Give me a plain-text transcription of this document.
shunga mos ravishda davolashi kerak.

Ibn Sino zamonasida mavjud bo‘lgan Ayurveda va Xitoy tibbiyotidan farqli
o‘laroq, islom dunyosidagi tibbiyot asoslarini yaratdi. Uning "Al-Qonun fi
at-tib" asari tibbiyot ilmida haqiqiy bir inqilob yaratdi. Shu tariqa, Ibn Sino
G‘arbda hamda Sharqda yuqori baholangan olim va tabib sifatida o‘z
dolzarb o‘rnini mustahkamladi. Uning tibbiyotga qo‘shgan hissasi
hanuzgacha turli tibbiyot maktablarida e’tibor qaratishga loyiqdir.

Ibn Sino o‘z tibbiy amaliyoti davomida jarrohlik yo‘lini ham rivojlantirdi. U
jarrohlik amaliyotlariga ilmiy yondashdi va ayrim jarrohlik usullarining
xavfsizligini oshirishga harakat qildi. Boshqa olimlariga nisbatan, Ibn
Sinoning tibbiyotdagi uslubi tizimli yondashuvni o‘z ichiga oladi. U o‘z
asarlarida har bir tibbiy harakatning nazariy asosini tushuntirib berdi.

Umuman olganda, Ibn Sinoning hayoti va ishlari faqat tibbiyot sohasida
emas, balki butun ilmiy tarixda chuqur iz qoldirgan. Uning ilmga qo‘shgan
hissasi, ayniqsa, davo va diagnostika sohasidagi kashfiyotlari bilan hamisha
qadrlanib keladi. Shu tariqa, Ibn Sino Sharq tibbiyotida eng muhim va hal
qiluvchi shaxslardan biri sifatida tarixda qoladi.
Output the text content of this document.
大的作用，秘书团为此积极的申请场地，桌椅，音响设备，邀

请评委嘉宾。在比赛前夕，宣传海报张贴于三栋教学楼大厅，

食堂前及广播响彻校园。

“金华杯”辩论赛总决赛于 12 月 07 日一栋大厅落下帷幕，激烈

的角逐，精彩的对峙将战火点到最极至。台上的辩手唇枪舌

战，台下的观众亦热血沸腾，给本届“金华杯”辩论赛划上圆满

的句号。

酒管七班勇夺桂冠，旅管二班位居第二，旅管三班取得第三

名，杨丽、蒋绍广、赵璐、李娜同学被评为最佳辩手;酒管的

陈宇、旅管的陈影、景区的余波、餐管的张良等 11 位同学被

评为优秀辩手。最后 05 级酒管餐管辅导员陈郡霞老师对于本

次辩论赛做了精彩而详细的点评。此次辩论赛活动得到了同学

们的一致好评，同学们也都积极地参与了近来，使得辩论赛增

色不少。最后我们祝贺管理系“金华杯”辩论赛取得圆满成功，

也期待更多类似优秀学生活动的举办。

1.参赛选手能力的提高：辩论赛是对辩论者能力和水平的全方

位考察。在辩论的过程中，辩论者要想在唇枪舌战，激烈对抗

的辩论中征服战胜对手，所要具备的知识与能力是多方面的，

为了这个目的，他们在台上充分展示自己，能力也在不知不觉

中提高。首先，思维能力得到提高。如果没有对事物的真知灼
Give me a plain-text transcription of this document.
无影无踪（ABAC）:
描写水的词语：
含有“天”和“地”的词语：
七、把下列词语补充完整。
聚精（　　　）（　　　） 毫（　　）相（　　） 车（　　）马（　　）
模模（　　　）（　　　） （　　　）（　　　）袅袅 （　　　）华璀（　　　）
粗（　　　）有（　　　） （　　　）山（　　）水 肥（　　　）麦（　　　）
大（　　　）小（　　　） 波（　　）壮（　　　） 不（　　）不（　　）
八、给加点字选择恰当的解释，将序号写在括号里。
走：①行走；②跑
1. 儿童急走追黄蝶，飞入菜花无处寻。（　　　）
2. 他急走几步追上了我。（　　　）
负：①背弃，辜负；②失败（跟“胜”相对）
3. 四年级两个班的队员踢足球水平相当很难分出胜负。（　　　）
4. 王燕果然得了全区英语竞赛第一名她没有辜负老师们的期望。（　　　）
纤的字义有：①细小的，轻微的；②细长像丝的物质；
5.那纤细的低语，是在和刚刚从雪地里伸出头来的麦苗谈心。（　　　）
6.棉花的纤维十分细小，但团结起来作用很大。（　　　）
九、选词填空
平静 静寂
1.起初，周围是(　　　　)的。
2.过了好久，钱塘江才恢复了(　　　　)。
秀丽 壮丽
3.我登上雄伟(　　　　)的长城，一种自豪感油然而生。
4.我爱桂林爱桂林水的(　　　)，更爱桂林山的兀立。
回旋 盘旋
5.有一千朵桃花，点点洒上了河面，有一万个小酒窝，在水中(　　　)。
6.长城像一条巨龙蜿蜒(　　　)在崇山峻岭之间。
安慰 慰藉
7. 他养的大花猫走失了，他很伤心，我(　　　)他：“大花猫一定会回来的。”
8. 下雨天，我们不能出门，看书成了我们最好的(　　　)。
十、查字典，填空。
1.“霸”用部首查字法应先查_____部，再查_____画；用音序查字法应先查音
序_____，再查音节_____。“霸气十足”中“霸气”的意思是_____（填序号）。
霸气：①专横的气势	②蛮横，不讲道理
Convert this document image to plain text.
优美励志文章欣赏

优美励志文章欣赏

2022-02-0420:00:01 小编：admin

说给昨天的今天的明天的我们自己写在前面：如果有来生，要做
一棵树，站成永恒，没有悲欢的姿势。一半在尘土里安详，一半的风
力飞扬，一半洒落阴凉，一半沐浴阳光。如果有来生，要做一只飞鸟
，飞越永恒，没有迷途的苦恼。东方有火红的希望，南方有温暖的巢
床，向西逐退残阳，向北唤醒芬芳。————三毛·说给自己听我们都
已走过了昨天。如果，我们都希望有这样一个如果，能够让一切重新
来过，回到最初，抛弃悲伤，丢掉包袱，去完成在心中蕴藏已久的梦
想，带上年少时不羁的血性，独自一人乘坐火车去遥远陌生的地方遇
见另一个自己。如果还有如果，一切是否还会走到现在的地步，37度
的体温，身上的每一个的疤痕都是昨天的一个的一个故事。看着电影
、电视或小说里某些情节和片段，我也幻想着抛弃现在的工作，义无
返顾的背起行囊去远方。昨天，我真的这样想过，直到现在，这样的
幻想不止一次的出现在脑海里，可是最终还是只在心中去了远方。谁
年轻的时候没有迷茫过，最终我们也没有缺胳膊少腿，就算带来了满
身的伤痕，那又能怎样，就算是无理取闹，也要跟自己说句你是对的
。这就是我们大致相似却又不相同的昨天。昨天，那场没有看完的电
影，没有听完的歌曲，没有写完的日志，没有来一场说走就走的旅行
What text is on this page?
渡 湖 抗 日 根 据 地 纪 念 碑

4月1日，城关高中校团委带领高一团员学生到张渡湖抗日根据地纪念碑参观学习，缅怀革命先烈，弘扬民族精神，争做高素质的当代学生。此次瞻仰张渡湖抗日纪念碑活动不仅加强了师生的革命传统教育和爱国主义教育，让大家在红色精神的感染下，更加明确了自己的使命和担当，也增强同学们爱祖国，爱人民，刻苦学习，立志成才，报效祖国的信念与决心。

◆ **TASK TO COMPLETE**: Print every record exactly as it was given.

◆ **RESPONSE FOR THIS EXERCISE**:
Give me a plain-text transcription of this document.
shunga mos ravishda davolashi kerak.

Ibn Sino zamonasida mavjud bo‘lgan Ayurveda va Xitoy tibbiyotidan farqli
o‘laroq, islom dunyosidagi tibbiyot asoslarini yaratdi. Uning "Al-Qonun fi
at-tib" asari tibbiyot ilmida haqiqiy bir inqilob yaratdi. Shu tariqa, Ibn Sino
G‘arbda hamda Sharqda yuqori baholangan olim va tabib sifatida o‘z
dolzarb o‘rnini mustahkamladi. Uning tibbiyotga qo‘shgan hissasi
hanuzgacha turli tibbiyot maktablarida e’tibor qaratishga loyiqdir.

Ibn Sino o‘z tibbiy amaliyoti davomida jarrohlik yo‘lini ham rivojlantirdi. U
jarrohlik amaliyotlariga ilmiy yondashdi va ayrim jarrohlik usullarining
xavfsizligini oshirishga harakat qildi. Boshqa olimlariga nisbatan, Ibn
Sinoning tibbiyotdagi uslubi tizimli yondashuvni o‘z ichiga oladi. U o‘z
asarlarida har bir tibbiy harakatning nazariy asosini tushuntirib berdi.

Umuman olganda, Ibn Sinoning hayoti va ishlari faqat tibbiyot sohasida
emas, balki butun ilmiy tarixda chuqur iz qoldirgan. Uning ilmga qo‘shgan
hissasi, ayniqsa, davo va diagnostika sohasidagi kashfiyotlari bilan hamisha
qadrlanib keladi. Shu tariqa, Ibn Sino Sharq tibbiyotida eng muhim va hal
qiluvchi shaxslardan biri sifatida tarixda qoladi.
Output the text content of this document.
大的作用，秘书团为此积极的申请场地，桌椅，音响设备，邀

请评委嘉宾。在比赛前夕，宣传海报张贴于三栋教学楼大厅，

食堂前及广播响彻校园。

“金华杯”辩论赛总决赛于 12 月 07 日一栋大厅落下帷幕，激烈

的角逐，精彩的对峙将战火点到最极至。台上的辩手唇枪舌

战，台下的观众亦热血沸腾，给本届“金华杯”辩论赛划上圆满

的句号。

酒管七班勇夺桂冠，旅管二班位居第二，旅管三班取得第三

名，杨丽、蒋绍广、赵璐、李娜同学被评为最佳辩手;酒管的

陈宇、旅管的陈影、景区的余波、餐管的张良等 11 位同学被

评为优秀辩手。最后 05 级酒管餐管辅导员陈郡霞老师对于本

次辩论赛做了精彩而详细的点评。此次辩论赛活动得到了同学

们的一致好评，同学们也都积极地参与了近来，使得辩论赛增

色不少。最后我们祝贺管理系“金华杯”辩论赛取得圆满成功，

也期待更多类似优秀学生活动的举办。

1.参赛选手能力的提高：辩论赛是对辩论者能力和水平的全方

位考察。在辩论的过程中，辩论者要想在唇枪舌战，激烈对抗

的辩论中征服战胜对手，所要具备的知识与能力是多方面的，

为了这个目的，他们在台上充分展示自己，能力也在不知不觉

中提高。首先，思维能力得到提高。如果没有对事物的真知灼
Give me a plain-text transcription of this document.
无影无踪（ABAC）:
描写水的词语：
含有“天”和“地”的词语：
七、把下列词语补充完整。
聚精（　　　）（　　　） 毫（　　）相（　　） 车（　　）马（　　）
模模（　　　）（　　　） （　　　）（　　　）袅袅 （　　　）华璀（　　　）
粗（　　　）有（　　　） （　　　）山（　　）水 肥（　　　）麦（　　　）
大（　　　）小（　　　） 波（　　）壮（　　　） 不（　　）不（　　）
八、给加点字选择恰当的解释，将序号写在括号里。
走：①行走；②跑
1. 儿童急走追黄蝶，飞入菜花无处寻。（　　　）
2. 他急走几步追上了我。（　　　）
负：①背弃，辜负；②失败（跟“胜”相对）
3. 四年级两个班的队员踢足球水平相当很难分出胜负。（　　　）
4. 王燕果然得了全区英语竞赛第一名她没有辜负老师们的期望。（　　　）
纤的字义有：①细小的，轻微的；②细长像丝的物质；
5.那纤细的低语，是在和刚刚从雪地里伸出头来的麦苗谈心。（　　　）
6.棉花的纤维十分细小，但团结起来作用很大。（　　　）
九、选词填空
平静 静寂
1.起初，周围是(　　　　)的。
2.过了好久，钱塘江才恢复了(　　　　)。
秀丽 壮丽
3.我登上雄伟(　　　　)的长城，一种自豪感油然而生。
4.我爱桂林爱桂林水的(　　　)，更爱桂林山的兀立。
回旋 盘旋
5.有一千朵桃花，点点洒上了河面，有一万个小酒窝，在水中(　　　)。
6.长城像一条巨龙蜿蜒(　　　)在崇山峻岭之间。
安慰 慰藉
7. 他养的大花猫走失了，他很伤心，我(　　　)他：“大花猫一定会回来的。”
8. 下雨天，我们不能出门，看书成了我们最好的(　　　)。
十、查字典，填空。
1.“霸”用部首查字法应先查_____部，再查_____画；用音序查字法应先查音
序_____，再查音节_____。“霸气十足”中“霸气”的意思是_____（填序号）。
霸气：①专横的气势	②蛮横，不讲道理
Convert this document image to plain text.
优美励志文章欣赏

优美励志文章欣赏

2022-02-0420:00:01 小编：admin

说给昨天的今天的明天的我们自己写在前面：如果有来生，要做
一棵树，站成永恒，没有悲欢的姿势。一半在尘土里安详，一半的风
力飞扬，一半洒落阴凉，一半沐浴阳光。如果有来生，要做一只飞鸟
，飞越永恒，没有迷途的苦恼。东方有火红的希望，南方有温暖的巢
床，向西逐退残阳，向北唤醒芬芳。————三毛·说给自己听我们都
已走过了昨天。如果，我们都希望有这样一个如果，能够让一切重新
来过，回到最初，抛弃悲伤，丢掉包袱，去完成在心中蕴藏已久的梦
想，带上年少时不羁的血性，独自一人乘坐火车去遥远陌生的地方遇
见另一个自己。如果还有如果，一切是否还会走到现在的地步，37度
的体温，身上的每一个的疤痕都是昨天的一个的一个故事。看着电影
、电视或小说里某些情节和片段，我也幻想着抛弃现在的工作，义无
返顾的背起行囊去远方。昨天，我真的这样想过，直到现在，这样的
幻想不止一次的出现在脑海里，可是最终还是只在心中去了远方。谁
年轻的时候没有迷茫过，最终我们也没有缺胳膊少腿，就算带来了满
身的伤痕，那又能怎样，就算是无理取闹，也要跟自己说句你是对的
。这就是我们大致相似却又不相同的昨天。昨天，那场没有看完的电
影，没有听完的歌曲，没有写完的日志，没有来一场说走就走的旅行
What text is on this page?
渡 湖 抗 日 根 据 地 纪 念 碑

4月1日，城关高中校团委带领高一团员学生到张渡湖抗日根据地纪念碑参观学习，缅怀革命先烈，弘扬民族精神，争做高素质的当代学生。此次瞻仰张渡湖抗日纪念碑活动不仅加强了师生的革命传统教育和爱国主义教育，让大家在红色精神的感染下，更加明确了自己的使命和担当，也增强同学们爱祖国，爱人民，刻苦学习，立志成才，报效祖国的信念与决心。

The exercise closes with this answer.